[BEGIN Dataset rows]

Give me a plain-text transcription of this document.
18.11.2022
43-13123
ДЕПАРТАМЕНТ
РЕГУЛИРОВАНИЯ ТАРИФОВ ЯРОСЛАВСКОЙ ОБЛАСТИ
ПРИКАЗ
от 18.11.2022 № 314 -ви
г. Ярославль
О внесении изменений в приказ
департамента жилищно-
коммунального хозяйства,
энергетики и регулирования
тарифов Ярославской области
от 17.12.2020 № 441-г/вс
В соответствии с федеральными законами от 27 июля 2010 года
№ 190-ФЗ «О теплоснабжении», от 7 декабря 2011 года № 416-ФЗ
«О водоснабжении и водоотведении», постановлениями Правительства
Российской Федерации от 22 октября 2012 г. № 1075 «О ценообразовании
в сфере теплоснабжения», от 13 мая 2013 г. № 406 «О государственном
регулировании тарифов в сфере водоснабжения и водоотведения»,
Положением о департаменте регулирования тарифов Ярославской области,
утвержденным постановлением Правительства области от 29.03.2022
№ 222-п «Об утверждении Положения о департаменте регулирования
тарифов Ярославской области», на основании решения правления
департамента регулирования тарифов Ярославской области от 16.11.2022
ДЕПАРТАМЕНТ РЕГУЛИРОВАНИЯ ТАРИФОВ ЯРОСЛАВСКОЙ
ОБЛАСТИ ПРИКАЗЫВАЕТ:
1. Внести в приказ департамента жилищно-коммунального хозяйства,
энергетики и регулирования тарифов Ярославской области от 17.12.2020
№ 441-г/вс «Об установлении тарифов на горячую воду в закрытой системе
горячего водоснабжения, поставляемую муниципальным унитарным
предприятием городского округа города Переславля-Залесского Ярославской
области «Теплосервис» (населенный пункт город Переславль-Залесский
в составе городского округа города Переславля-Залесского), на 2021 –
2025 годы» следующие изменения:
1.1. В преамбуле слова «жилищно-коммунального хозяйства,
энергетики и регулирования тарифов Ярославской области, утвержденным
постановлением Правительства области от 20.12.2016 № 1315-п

[END Dataset rows]

* **Written exercise**: Pick every line with "сфере" in it and copy it.

* **Solved exercise**:
в сфере теплоснабжения», от 13 мая 2013 г. № 406 «О государственном
регулировании тарифов в сфере водоснабжения и водоотведения»,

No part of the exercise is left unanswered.